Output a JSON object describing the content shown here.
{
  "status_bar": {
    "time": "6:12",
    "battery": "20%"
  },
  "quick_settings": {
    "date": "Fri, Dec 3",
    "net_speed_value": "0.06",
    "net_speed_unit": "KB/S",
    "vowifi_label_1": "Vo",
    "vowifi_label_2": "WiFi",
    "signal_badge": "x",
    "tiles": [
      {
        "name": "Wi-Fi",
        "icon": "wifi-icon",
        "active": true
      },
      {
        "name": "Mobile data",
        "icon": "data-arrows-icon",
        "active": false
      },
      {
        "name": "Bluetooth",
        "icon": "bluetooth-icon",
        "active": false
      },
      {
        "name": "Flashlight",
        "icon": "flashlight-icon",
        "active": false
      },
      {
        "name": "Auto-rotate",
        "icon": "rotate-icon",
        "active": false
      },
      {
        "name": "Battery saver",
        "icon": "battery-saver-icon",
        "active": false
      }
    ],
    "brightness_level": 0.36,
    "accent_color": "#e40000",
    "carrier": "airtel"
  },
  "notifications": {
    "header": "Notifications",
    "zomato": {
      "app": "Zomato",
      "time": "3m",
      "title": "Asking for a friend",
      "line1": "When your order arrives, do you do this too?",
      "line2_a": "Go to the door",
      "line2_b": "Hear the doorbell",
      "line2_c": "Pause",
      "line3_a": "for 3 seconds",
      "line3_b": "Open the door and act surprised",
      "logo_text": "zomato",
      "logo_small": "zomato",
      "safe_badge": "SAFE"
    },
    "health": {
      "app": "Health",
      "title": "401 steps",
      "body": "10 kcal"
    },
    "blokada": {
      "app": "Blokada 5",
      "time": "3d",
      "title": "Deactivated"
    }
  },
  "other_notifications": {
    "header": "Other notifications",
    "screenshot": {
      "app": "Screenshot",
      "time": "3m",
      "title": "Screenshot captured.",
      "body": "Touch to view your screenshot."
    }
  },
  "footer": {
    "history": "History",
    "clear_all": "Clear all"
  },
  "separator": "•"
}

* * * *

[STATED TASK]: Which lines contain "name"? Copy each of them.

[EXPECTED ANSWER]:
        "name": "Wi-Fi",
        "name": "Mobile data",
        "name": "Bluetooth",
        "name": "Flashlight",
        "name": "Auto-rotate",
        "name": "Battery saver",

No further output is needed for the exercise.